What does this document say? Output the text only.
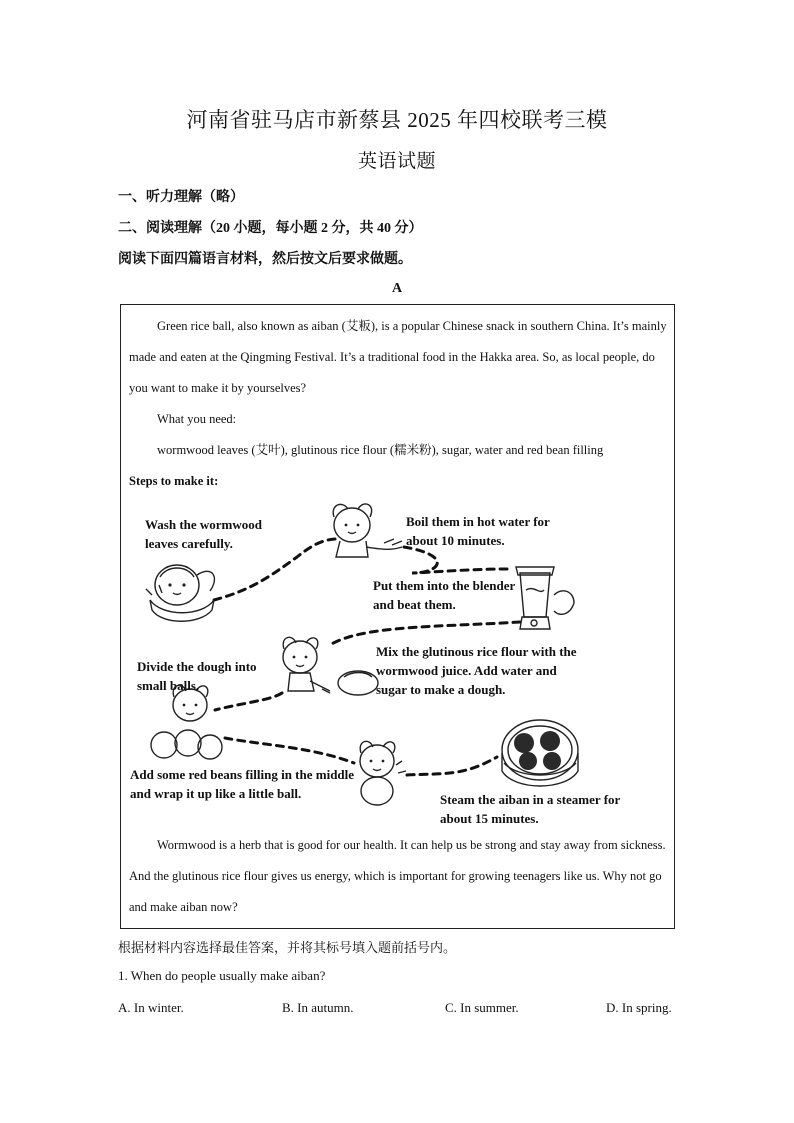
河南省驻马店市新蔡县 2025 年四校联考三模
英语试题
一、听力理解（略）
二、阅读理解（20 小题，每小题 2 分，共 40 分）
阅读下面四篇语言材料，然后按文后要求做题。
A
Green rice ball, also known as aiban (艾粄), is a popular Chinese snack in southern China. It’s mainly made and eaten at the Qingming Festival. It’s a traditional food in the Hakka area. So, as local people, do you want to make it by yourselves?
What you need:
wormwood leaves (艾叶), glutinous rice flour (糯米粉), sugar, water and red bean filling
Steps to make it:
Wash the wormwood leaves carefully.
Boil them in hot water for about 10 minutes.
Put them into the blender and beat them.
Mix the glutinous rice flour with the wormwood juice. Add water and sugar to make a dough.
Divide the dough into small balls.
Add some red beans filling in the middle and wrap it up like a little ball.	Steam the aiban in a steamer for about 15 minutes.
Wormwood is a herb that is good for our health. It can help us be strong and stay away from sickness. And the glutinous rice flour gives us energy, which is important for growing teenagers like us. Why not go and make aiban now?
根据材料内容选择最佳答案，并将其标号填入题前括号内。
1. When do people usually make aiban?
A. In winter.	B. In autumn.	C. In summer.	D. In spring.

--------------------------------------------------

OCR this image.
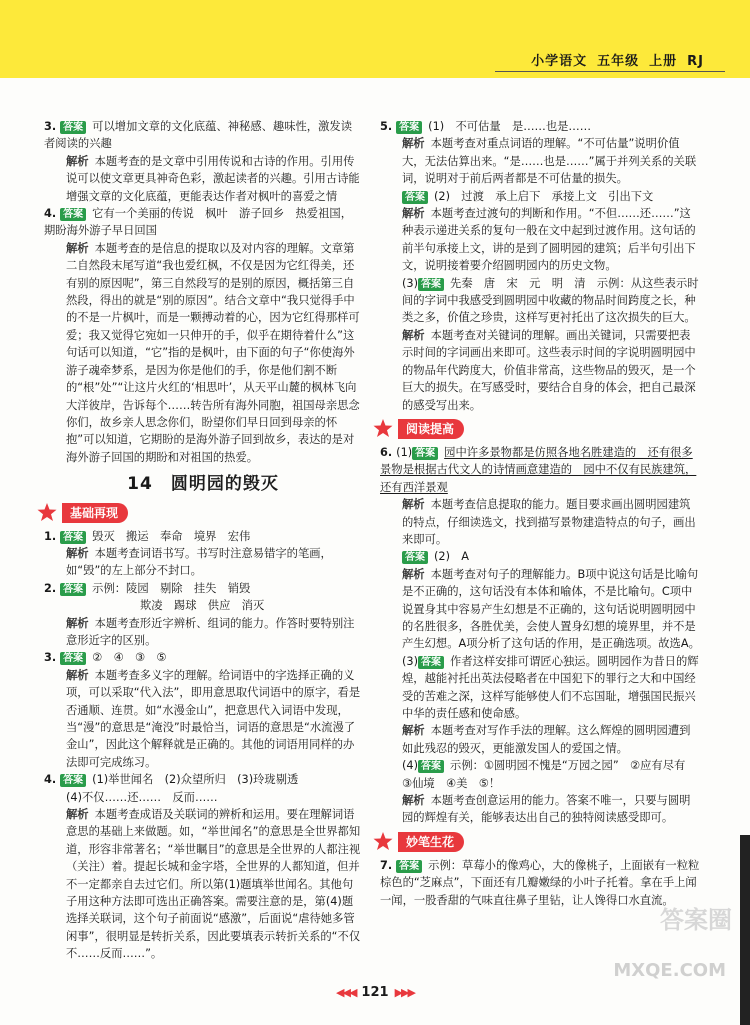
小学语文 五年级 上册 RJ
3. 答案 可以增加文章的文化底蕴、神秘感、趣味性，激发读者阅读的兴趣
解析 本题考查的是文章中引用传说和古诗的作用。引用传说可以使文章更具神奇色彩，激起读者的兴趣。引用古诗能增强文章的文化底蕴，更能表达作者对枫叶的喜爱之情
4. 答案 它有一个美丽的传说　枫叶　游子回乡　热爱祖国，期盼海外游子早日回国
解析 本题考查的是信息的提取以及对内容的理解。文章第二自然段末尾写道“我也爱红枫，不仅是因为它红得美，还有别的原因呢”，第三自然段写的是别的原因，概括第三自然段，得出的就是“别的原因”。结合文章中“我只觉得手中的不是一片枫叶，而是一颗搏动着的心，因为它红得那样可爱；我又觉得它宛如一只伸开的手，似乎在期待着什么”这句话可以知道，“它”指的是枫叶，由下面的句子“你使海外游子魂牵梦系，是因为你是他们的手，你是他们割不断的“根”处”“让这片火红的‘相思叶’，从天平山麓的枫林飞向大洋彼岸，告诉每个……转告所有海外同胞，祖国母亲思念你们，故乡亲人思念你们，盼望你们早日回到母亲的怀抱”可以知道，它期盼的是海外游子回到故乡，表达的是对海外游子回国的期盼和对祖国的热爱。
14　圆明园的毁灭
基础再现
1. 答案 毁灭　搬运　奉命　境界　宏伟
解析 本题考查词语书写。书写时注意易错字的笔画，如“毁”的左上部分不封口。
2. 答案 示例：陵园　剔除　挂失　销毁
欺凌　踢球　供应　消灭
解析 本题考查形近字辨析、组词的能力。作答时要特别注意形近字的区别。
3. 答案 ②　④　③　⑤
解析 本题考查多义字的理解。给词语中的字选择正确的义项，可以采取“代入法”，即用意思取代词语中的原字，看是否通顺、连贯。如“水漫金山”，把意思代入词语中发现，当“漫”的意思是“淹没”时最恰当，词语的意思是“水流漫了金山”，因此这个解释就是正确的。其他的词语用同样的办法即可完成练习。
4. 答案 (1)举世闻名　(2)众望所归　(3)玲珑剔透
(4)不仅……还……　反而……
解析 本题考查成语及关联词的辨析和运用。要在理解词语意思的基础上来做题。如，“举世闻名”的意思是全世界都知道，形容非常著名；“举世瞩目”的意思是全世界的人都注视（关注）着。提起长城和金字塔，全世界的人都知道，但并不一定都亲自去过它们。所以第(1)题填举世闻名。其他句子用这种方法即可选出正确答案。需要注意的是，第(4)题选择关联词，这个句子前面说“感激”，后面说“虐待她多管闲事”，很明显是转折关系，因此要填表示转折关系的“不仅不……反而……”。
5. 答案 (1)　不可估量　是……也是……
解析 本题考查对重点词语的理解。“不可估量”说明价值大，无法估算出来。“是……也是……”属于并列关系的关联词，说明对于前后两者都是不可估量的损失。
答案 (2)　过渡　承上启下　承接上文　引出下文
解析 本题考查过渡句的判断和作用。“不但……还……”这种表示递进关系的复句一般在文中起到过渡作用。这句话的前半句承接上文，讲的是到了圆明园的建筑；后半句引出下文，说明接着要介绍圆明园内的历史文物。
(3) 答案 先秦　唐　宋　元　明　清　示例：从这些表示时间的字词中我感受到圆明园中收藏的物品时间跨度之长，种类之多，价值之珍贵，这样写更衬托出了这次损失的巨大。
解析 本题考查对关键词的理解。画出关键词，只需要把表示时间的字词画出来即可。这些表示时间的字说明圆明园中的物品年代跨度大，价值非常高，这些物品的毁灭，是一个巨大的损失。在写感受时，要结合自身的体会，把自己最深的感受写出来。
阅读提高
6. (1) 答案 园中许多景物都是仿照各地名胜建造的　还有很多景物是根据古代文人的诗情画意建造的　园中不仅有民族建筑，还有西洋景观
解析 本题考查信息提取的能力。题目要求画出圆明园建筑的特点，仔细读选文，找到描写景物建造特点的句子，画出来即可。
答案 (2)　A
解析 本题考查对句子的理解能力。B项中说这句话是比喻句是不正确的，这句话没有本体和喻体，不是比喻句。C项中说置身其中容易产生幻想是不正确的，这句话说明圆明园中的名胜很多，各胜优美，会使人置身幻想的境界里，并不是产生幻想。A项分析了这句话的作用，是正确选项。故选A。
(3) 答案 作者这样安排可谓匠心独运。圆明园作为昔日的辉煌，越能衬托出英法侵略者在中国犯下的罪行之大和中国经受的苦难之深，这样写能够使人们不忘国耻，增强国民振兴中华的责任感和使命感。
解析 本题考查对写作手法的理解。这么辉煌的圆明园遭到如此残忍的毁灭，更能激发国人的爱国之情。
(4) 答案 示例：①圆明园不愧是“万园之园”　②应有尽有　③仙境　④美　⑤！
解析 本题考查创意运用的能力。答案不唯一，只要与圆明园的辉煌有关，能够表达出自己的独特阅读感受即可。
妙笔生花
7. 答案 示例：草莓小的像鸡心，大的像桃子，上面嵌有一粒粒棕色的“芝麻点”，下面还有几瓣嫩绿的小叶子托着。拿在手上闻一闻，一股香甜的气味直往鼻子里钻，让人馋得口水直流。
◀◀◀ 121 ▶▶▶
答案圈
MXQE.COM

--------------------------------------------------

What is required
State how many lines include the string "leaves", and nothing more.

Result
2